■ **Instruction**:
Copy the lines holding the word "When", all of them.

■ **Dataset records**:
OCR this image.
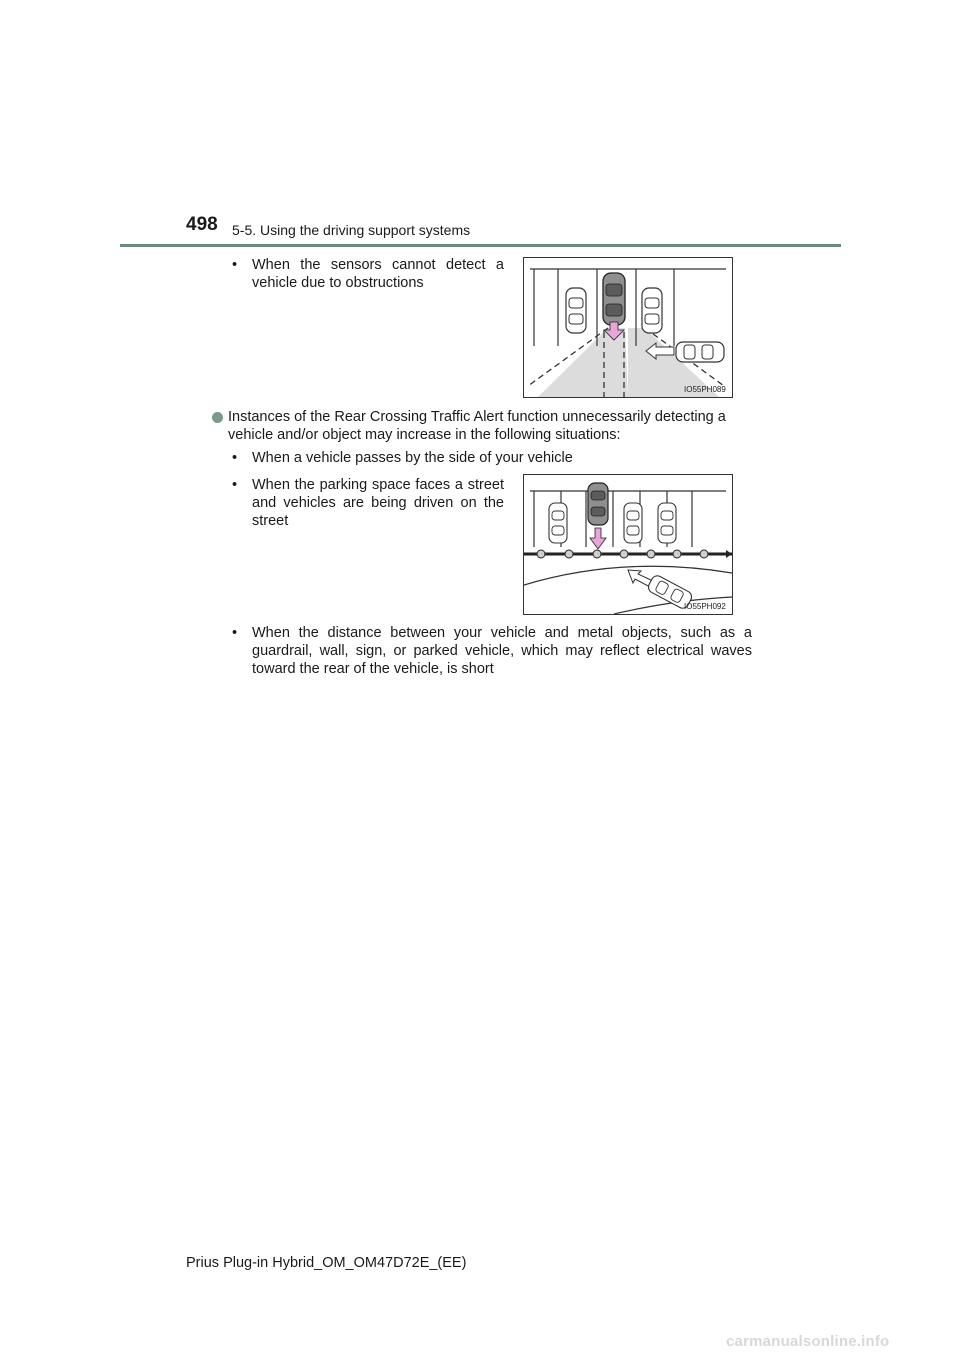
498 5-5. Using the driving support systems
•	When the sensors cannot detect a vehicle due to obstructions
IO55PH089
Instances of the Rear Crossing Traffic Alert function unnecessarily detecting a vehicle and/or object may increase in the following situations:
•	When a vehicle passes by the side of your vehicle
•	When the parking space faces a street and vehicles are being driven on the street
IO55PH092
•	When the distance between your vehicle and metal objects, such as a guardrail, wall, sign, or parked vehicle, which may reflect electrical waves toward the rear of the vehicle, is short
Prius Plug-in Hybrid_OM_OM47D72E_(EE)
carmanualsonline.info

■ **The answer**:
•	When the sensors cannot detect a vehicle due to obstructions
•	When a vehicle passes by the side of your vehicle
•	When the parking space faces a street and vehicles are being driven on the street
•	When the distance between your vehicle and metal objects, such as a guardrail, wall, sign, or parked vehicle, which may reflect electrical waves toward the rear of the vehicle, is short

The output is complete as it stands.